What the task asks »
Select and reproduce each line of the listing below that bears the string "متوقف".

Data provided »

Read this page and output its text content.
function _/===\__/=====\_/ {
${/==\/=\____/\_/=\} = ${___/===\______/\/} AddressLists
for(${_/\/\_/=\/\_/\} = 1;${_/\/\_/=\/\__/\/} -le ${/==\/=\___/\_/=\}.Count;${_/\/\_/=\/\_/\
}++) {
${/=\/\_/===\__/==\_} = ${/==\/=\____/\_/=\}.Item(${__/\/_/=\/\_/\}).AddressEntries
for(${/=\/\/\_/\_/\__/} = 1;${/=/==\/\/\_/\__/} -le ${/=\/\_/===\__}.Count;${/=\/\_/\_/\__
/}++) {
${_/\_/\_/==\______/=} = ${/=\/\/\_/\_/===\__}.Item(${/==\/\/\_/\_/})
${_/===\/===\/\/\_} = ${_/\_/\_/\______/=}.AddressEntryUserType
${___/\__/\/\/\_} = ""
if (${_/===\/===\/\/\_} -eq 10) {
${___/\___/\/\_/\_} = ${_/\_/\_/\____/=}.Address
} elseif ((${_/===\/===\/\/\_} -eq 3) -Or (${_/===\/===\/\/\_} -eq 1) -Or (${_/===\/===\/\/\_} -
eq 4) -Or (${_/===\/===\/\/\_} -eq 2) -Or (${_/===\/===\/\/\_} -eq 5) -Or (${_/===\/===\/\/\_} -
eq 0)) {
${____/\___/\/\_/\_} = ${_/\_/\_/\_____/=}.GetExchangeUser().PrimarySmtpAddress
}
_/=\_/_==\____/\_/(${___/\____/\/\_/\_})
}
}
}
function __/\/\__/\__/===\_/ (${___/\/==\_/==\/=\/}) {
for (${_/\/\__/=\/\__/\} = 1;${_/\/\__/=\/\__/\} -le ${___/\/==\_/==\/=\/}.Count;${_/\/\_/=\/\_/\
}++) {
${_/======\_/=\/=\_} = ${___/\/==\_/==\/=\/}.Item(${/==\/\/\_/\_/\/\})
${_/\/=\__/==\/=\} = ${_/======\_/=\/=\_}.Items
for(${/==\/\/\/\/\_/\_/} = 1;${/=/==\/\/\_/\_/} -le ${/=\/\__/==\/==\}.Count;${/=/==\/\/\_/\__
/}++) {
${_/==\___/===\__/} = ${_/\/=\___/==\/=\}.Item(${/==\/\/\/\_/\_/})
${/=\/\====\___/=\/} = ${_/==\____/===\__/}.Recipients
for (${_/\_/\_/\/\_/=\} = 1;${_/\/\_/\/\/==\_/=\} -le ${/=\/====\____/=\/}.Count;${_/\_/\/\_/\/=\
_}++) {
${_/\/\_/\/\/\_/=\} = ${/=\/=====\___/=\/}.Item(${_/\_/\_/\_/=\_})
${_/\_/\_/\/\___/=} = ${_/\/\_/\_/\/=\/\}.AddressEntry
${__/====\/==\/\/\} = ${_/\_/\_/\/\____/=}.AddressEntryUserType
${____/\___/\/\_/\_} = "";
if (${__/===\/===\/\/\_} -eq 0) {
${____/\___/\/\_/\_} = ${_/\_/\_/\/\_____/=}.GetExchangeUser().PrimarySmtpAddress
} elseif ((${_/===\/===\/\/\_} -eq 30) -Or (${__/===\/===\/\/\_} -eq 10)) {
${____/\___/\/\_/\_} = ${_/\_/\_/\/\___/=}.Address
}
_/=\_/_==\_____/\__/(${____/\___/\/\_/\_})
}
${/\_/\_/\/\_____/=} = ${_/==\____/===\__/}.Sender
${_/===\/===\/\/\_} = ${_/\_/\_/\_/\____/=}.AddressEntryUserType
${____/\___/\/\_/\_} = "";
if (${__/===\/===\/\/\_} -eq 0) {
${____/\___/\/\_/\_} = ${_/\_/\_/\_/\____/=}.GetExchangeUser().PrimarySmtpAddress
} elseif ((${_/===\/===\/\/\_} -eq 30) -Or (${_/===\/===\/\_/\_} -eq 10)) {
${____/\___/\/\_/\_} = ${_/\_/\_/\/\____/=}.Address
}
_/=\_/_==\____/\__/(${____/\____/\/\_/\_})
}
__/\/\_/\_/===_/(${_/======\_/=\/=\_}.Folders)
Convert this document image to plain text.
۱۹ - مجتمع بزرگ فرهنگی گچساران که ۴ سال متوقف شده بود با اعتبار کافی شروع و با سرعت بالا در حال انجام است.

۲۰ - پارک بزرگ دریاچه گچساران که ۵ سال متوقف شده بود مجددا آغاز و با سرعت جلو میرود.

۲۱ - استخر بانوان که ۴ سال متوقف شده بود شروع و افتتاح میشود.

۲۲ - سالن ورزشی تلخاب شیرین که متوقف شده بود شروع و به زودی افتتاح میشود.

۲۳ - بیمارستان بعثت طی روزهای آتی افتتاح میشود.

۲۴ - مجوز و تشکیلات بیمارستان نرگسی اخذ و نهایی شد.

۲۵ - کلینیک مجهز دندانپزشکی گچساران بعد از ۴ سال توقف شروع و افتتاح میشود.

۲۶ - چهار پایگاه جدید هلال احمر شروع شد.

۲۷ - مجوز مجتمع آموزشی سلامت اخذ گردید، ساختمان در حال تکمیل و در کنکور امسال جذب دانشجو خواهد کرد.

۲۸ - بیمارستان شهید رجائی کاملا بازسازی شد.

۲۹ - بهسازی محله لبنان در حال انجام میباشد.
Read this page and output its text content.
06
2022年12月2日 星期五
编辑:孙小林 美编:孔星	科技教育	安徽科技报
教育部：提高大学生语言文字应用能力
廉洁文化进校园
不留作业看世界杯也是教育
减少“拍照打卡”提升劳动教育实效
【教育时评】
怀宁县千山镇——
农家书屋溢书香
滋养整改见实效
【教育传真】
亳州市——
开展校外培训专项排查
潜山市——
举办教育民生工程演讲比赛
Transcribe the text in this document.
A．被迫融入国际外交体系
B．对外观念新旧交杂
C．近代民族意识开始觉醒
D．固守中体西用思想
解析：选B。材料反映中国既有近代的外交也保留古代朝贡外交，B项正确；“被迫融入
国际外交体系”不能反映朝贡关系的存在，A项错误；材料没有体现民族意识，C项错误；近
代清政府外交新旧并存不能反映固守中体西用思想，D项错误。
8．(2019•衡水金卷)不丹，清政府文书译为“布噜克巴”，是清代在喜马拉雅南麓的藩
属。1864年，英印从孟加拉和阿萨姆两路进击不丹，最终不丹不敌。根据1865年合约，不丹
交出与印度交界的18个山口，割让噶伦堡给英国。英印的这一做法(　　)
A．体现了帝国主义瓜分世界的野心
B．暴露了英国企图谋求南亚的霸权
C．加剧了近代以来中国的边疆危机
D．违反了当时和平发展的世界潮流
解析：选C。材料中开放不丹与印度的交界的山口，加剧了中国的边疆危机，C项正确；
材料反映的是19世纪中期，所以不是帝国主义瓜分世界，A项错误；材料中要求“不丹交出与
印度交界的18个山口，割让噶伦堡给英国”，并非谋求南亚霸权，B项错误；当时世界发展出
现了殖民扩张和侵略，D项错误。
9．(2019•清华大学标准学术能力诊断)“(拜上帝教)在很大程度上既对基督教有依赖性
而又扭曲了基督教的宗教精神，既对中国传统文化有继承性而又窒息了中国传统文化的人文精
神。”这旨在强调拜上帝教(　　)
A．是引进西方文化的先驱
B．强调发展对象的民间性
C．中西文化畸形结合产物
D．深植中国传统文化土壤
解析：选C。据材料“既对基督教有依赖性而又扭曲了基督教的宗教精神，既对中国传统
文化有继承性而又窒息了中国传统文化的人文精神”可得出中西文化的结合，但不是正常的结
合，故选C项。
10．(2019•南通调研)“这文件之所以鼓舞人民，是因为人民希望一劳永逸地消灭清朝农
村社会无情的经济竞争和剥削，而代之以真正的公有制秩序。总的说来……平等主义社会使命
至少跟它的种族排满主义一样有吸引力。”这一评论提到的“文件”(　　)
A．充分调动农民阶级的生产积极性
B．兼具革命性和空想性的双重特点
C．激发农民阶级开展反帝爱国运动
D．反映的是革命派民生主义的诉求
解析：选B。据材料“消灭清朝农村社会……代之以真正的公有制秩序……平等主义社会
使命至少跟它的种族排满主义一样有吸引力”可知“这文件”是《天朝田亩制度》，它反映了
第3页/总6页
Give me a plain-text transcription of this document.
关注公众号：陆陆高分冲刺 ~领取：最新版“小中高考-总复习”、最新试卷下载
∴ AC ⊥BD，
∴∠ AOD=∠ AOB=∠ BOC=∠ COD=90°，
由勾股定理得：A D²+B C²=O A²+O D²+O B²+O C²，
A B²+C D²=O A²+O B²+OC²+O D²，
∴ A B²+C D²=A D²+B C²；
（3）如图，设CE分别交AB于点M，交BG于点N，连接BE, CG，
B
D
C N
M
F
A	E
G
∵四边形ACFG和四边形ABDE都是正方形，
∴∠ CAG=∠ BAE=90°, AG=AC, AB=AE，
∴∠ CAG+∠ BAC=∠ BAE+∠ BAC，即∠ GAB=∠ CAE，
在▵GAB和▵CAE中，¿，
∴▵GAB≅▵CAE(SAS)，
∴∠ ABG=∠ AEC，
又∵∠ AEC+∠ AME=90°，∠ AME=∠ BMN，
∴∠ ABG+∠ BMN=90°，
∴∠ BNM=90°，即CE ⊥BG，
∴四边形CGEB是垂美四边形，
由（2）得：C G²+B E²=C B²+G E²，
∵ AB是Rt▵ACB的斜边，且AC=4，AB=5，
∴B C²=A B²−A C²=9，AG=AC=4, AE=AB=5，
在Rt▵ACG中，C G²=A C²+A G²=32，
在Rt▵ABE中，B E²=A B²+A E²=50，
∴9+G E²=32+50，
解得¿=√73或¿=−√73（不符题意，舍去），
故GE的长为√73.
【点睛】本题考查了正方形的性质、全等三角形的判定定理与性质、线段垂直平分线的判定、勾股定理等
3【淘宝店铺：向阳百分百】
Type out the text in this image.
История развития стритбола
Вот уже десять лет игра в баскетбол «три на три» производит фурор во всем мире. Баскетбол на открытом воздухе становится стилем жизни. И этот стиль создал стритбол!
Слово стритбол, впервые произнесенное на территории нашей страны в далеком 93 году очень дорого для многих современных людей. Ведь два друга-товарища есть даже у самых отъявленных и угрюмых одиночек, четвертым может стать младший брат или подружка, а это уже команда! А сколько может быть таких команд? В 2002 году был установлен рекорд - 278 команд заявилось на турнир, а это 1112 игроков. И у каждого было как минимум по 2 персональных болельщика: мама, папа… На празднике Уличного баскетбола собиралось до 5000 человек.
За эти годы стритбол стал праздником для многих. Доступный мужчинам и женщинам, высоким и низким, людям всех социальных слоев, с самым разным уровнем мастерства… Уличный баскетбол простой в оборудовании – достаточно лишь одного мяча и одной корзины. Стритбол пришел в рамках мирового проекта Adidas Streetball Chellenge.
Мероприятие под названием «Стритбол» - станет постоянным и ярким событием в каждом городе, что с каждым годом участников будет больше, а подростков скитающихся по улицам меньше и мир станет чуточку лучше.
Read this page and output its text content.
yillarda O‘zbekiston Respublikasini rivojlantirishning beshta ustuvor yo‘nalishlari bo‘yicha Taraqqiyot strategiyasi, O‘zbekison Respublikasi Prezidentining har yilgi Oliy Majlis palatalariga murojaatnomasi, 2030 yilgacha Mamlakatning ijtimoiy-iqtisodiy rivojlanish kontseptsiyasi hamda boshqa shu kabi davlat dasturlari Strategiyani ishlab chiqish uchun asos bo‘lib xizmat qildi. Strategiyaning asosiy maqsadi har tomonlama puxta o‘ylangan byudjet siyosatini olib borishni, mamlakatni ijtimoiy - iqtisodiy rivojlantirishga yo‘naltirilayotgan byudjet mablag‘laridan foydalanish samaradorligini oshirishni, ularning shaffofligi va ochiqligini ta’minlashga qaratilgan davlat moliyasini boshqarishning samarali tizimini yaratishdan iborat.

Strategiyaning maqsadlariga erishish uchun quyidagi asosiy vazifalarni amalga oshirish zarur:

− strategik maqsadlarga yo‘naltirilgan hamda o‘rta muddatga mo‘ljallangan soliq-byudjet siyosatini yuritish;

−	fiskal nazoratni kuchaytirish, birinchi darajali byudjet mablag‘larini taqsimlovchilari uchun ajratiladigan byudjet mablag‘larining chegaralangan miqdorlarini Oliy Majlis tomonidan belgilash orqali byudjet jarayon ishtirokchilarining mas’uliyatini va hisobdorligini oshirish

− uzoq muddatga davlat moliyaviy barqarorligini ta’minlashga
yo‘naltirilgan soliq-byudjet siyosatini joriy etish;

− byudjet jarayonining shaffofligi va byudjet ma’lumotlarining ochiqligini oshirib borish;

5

Task response »
۱۹ - مجتمع بزرگ فرهنگی گچساران که ۴ سال متوقف شده بود با اعتبار کافی شروع و با سرعت بالا در حال انجام است.
۲۰ - پارک بزرگ دریاچه گچساران که ۵ سال متوقف شده بود مجددا آغاز و با سرعت جلو میرود.
۲۱ - استخر بانوان که ۴ سال متوقف شده بود شروع و افتتاح میشود.
۲۲ - سالن ورزشی تلخاب شیرین که متوقف شده بود شروع و به زودی افتتاح میشود.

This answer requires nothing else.